EXERCISE DIRECTIONS.
Read the listing and extract each line that includes the word "with".

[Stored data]
## Start

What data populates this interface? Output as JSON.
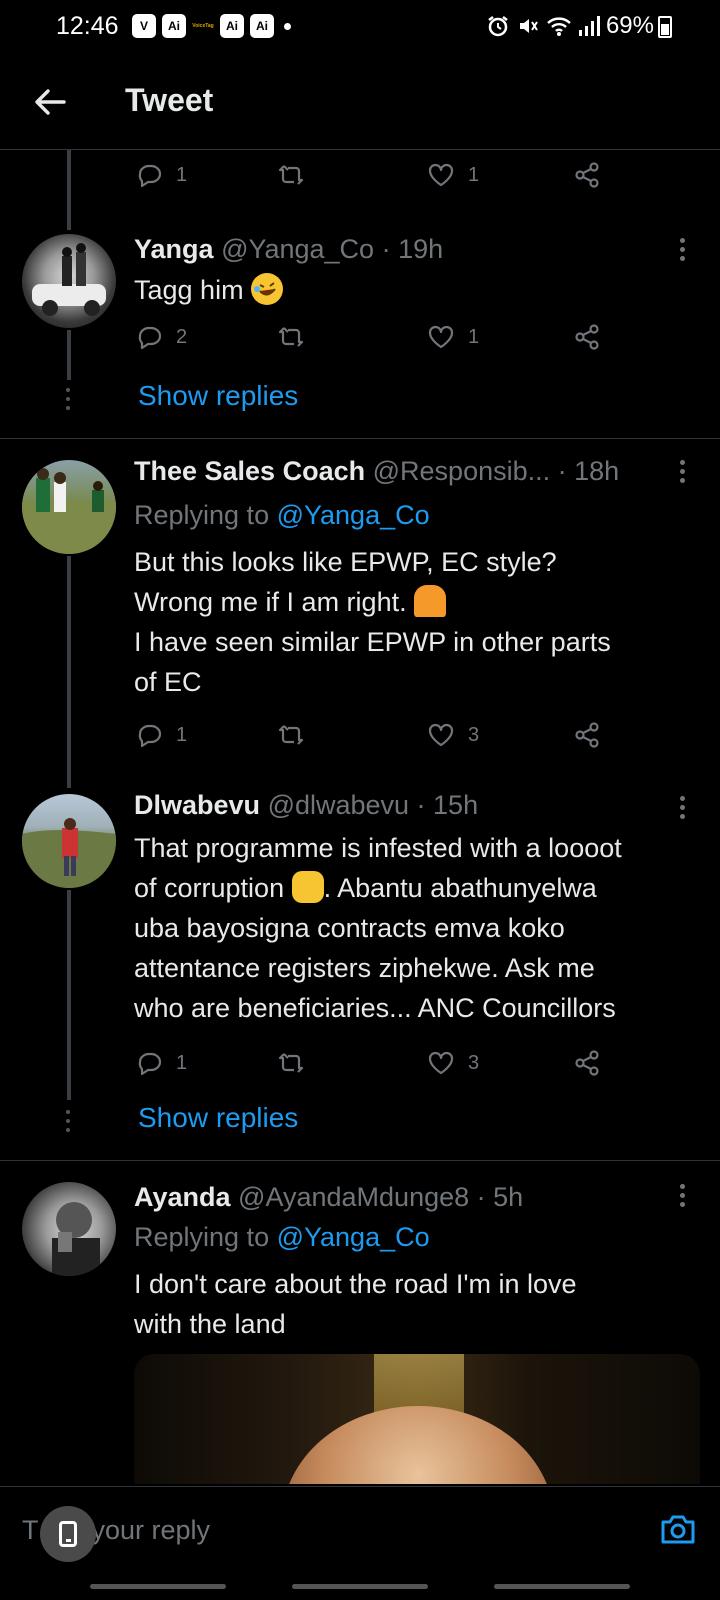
{
  "status_bar": {
    "time": "12:46",
    "badges": [
      "V",
      "Ai",
      "VoiceTag",
      "Ai",
      "Ai"
    ],
    "battery": "69%",
    "icons": [
      "alarm-icon",
      "mute-icon",
      "wifi-icon",
      "signal-icon",
      "battery-icon"
    ]
  },
  "header": {
    "title": "Tweet"
  },
  "tweets": [
    {
      "counts": {
        "replies": "1",
        "retweets": "",
        "likes": "1"
      }
    },
    {
      "name": "Yanga",
      "handle": "@Yanga_Co · 19h",
      "text": "Tagg him",
      "emoji": "rolling-on-floor-laughing",
      "counts": {
        "replies": "2",
        "retweets": "",
        "likes": "1"
      },
      "show_replies": "Show replies"
    },
    {
      "name": "Thee Sales Coach",
      "handle": "@Responsib... · 18h",
      "replying_prefix": "Replying to",
      "replying_to": "@Yanga_Co",
      "lines": [
        "But this looks like EPWP, EC style?",
        "Wrong me if I am right.",
        "I have seen similar EPWP in other parts",
        "of EC"
      ],
      "emoji": "person-shrugging",
      "counts": {
        "replies": "1",
        "retweets": "",
        "likes": "3"
      }
    },
    {
      "name": "Dlwabevu",
      "handle": "@dlwabevu · 15h",
      "lines": [
        "That programme is infested with a loooot",
        "of corruption",
        ". Abantu abathunyelwa",
        "uba bayosigna contracts emva koko",
        "attentance registers ziphekwe. Ask me",
        "who are beneficiaries... ANC Councillors"
      ],
      "emoji": "crossed-fingers",
      "counts": {
        "replies": "1",
        "retweets": "",
        "likes": "3"
      },
      "show_replies": "Show replies"
    },
    {
      "name": "Ayanda",
      "handle": "@AyandaMdunge8 · 5h",
      "replying_prefix": "Replying to",
      "replying_to": "@Yanga_Co",
      "lines": [
        "I don't care about the road I'm in love",
        "with the land"
      ]
    }
  ],
  "composer": {
    "placeholder": "Tweet your reply",
    "visible_text": "T",
    "visible_text_end": "t your reply"
  },
  "colors": {
    "accent": "#1d9bf0",
    "muted": "#71767b",
    "background": "#000000"
  }
}
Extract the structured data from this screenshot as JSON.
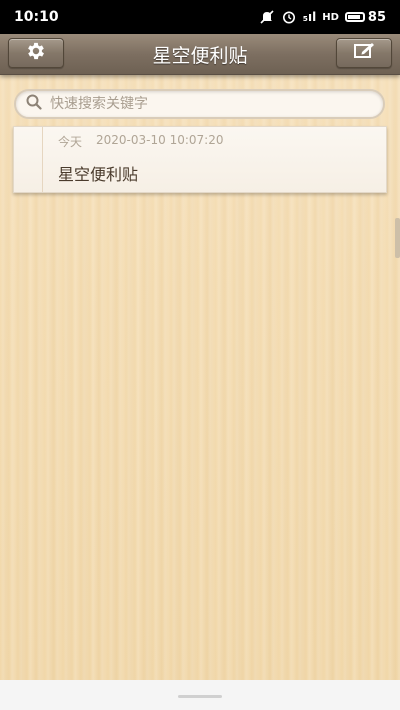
{
  "status_bar": {
    "time": "10:10",
    "signal_label": "₅ıl",
    "hd_label": "HD",
    "battery_level": "85",
    "battery_fraction": 0.85,
    "icons": [
      "mute-icon",
      "alarm-icon",
      "signal-icon",
      "hd-icon",
      "battery-icon"
    ]
  },
  "toolbar": {
    "title": "星空便利贴",
    "left_icon": "gear-icon",
    "right_icon": "compose-icon"
  },
  "search": {
    "placeholder": "快速搜索关键字",
    "value": "",
    "icon": "search-icon"
  },
  "notes": [
    {
      "day": "今天",
      "timestamp": "2020-03-10 10:07:20",
      "title": "星空便利贴"
    }
  ],
  "colors": {
    "toolbar": "#7d6f61",
    "background": "#f4dcb1",
    "card": "#fbf7f1",
    "title_text": "#4a3b2c",
    "meta_text": "#b0a596"
  }
}
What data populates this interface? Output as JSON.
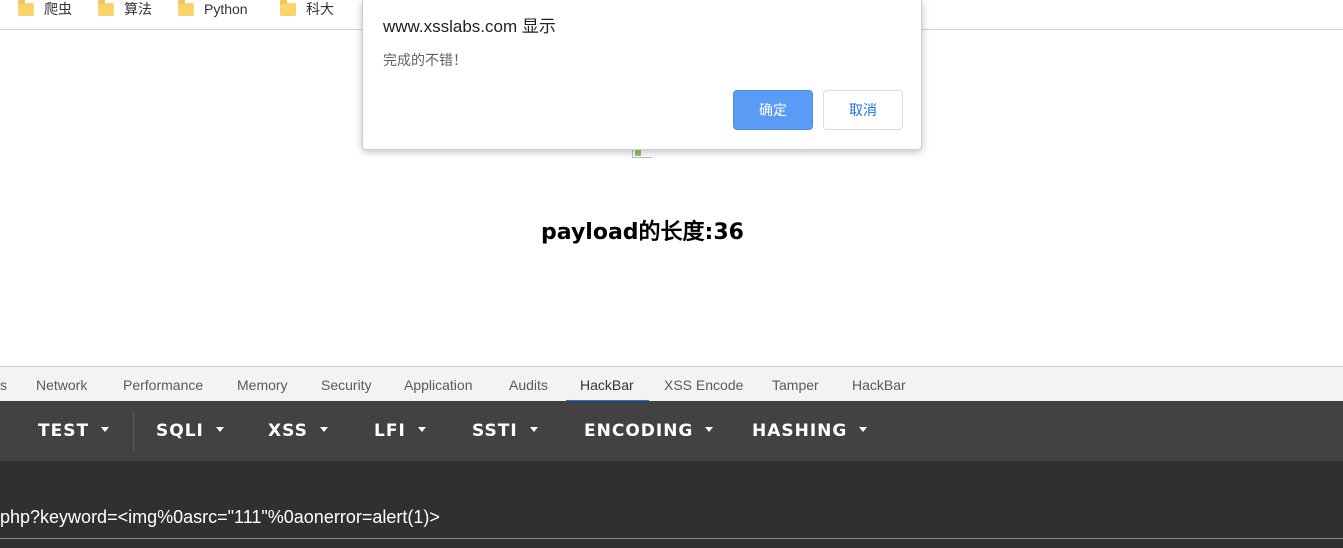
{
  "bookmarks": [
    {
      "label": "爬虫",
      "icon": "folder-icon"
    },
    {
      "label": "算法",
      "icon": "folder-icon"
    },
    {
      "label": "Python",
      "icon": "folder-icon"
    },
    {
      "label": "科大",
      "icon": "folder-icon"
    }
  ],
  "dialog": {
    "title": "www.xsslabs.com 显示",
    "message": "完成的不错！",
    "ok_label": "确定",
    "cancel_label": "取消"
  },
  "page": {
    "payload_length": "payload的长度:36"
  },
  "devtools": {
    "tabs": [
      "s",
      "Network",
      "Performance",
      "Memory",
      "Security",
      "Application",
      "Audits",
      "HackBar",
      "XSS Encode",
      "Tamper",
      "HackBar"
    ],
    "active_tab": "HackBar"
  },
  "hackbar": {
    "menus": [
      "TEST",
      "SQLI",
      "XSS",
      "LFI",
      "SSTI",
      "ENCODING",
      "HASHING"
    ],
    "url": "php?keyword=<img%0asrc=\"111\"%0aonerror=alert(1)>"
  },
  "colors": {
    "dialog_ok": "#5a9bf5",
    "active_tab_indicator": "#1a73e8",
    "hackbar_toolbar": "#424242",
    "hackbar_url_area": "#303030"
  }
}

## End

FULL OUTPUT.
        "That programme is infested with a loooot",
        "with the land"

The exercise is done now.